[Begin]

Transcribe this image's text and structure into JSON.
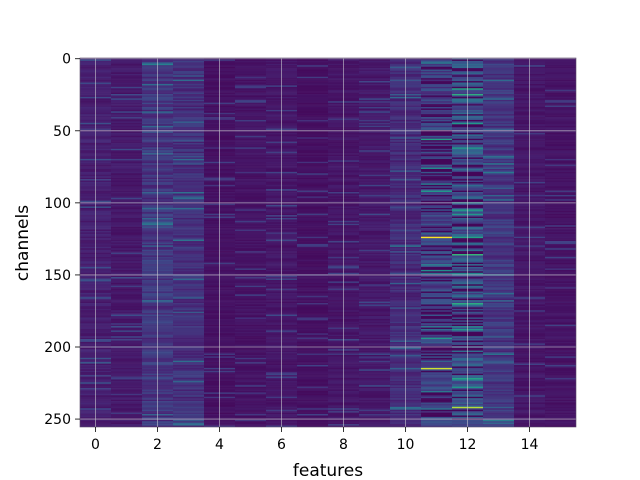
{
  "chart_data": {
    "type": "heatmap",
    "title": "",
    "xlabel": "features",
    "ylabel": "channels",
    "xlim": [
      -0.5,
      15.5
    ],
    "ylim": [
      255.5,
      -0.5
    ],
    "y_inverted": true,
    "n_features": 16,
    "n_channels": 256,
    "x_ticks": [
      0,
      2,
      4,
      6,
      8,
      10,
      12,
      14
    ],
    "x_tick_labels": [
      "0",
      "2",
      "4",
      "6",
      "8",
      "10",
      "12",
      "14"
    ],
    "y_ticks": [
      0,
      50,
      100,
      150,
      200,
      250
    ],
    "y_tick_labels": [
      "0",
      "50",
      "100",
      "150",
      "200",
      "250"
    ],
    "grid": true,
    "colormap": "viridis",
    "colors": {
      "background_low": "#440154",
      "plot_low": "#46237a",
      "mid": "#3b528b",
      "teal": "#21918c",
      "green": "#5ec962",
      "high": "#fde725",
      "grid": "#c8c8d0"
    },
    "column_profile": [
      0.1,
      0.08,
      0.18,
      0.16,
      0.05,
      0.06,
      0.07,
      0.05,
      0.07,
      0.08,
      0.14,
      0.22,
      0.3,
      0.18,
      0.07,
      0.06
    ],
    "highlights": [
      {
        "feature": 11,
        "channel": 124,
        "value": 1.0
      },
      {
        "feature": 11,
        "channel": 215,
        "value": 0.95
      },
      {
        "feature": 12,
        "channel": 242,
        "value": 0.92
      },
      {
        "feature": 11,
        "channel": 56,
        "value": 0.65
      },
      {
        "feature": 11,
        "channel": 92,
        "value": 0.6
      },
      {
        "feature": 11,
        "channel": 147,
        "value": 0.55
      },
      {
        "feature": 11,
        "channel": 194,
        "value": 0.6
      },
      {
        "feature": 12,
        "channel": 25,
        "value": 0.7
      },
      {
        "feature": 12,
        "channel": 62,
        "value": 0.6
      },
      {
        "feature": 12,
        "channel": 100,
        "value": 0.55
      },
      {
        "feature": 12,
        "channel": 108,
        "value": 0.6
      },
      {
        "feature": 12,
        "channel": 124,
        "value": 0.65
      },
      {
        "feature": 12,
        "channel": 136,
        "value": 0.75
      },
      {
        "feature": 12,
        "channel": 170,
        "value": 0.7
      },
      {
        "feature": 12,
        "channel": 188,
        "value": 0.6
      },
      {
        "feature": 12,
        "channel": 222,
        "value": 0.65
      },
      {
        "feature": 10,
        "channel": 130,
        "value": 0.45
      },
      {
        "feature": 3,
        "channel": 70,
        "value": 0.4
      },
      {
        "feature": 2,
        "channel": 168,
        "value": 0.4
      }
    ]
  }
}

[End]

Skip the pictures, then retype every line above exactly.

## ANSWER FOR THE TASK
Transcribe this image's text and structure into JSON.
{
  "chart_data": {
    "type": "heatmap",
    "title": "",
    "xlabel": "features",
    "ylabel": "channels",
    "xlim": [
      -0.5,
      15.5
    ],
    "ylim": [
      255.5,
      -0.5
    ],
    "y_inverted": true,
    "n_features": 16,
    "n_channels": 256,
    "x_ticks": [
      0,
      2,
      4,
      6,
      8,
      10,
      12,
      14
    ],
    "x_tick_labels": [
      "0",
      "2",
      "4",
      "6",
      "8",
      "10",
      "12",
      "14"
    ],
    "y_ticks": [
      0,
      50,
      100,
      150,
      200,
      250
    ],
    "y_tick_labels": [
      "0",
      "50",
      "100",
      "150",
      "200",
      "250"
    ],
    "grid": true,
    "colormap": "viridis",
    "colors": {
      "background_low": "#440154",
      "plot_low": "#46237a",
      "mid": "#3b528b",
      "teal": "#21918c",
      "green": "#5ec962",
      "high": "#fde725",
      "grid": "#c8c8d0"
    },
    "column_profile": [
      0.1,
      0.08,
      0.18,
      0.16,
      0.05,
      0.06,
      0.07,
      0.05,
      0.07,
      0.08,
      0.14,
      0.22,
      0.3,
      0.18,
      0.07,
      0.06
    ],
    "highlights": [
      {
        "feature": 11,
        "channel": 124,
        "value": 1.0
      },
      {
        "feature": 11,
        "channel": 215,
        "value": 0.95
      },
      {
        "feature": 12,
        "channel": 242,
        "value": 0.92
      },
      {
        "feature": 11,
        "channel": 56,
        "value": 0.65
      },
      {
        "feature": 11,
        "channel": 92,
        "value": 0.6
      },
      {
        "feature": 11,
        "channel": 147,
        "value": 0.55
      },
      {
        "feature": 11,
        "channel": 194,
        "value": 0.6
      },
      {
        "feature": 12,
        "channel": 25,
        "value": 0.7
      },
      {
        "feature": 12,
        "channel": 62,
        "value": 0.6
      },
      {
        "feature": 12,
        "channel": 100,
        "value": 0.55
      },
      {
        "feature": 12,
        "channel": 108,
        "value": 0.6
      },
      {
        "feature": 12,
        "channel": 124,
        "value": 0.65
      },
      {
        "feature": 12,
        "channel": 136,
        "value": 0.75
      },
      {
        "feature": 12,
        "channel": 170,
        "value": 0.7
      },
      {
        "feature": 12,
        "channel": 188,
        "value": 0.6
      },
      {
        "feature": 12,
        "channel": 222,
        "value": 0.65
      },
      {
        "feature": 10,
        "channel": 130,
        "value": 0.45
      },
      {
        "feature": 3,
        "channel": 70,
        "value": 0.4
      },
      {
        "feature": 2,
        "channel": 168,
        "value": 0.4
      }
    ]
  }
}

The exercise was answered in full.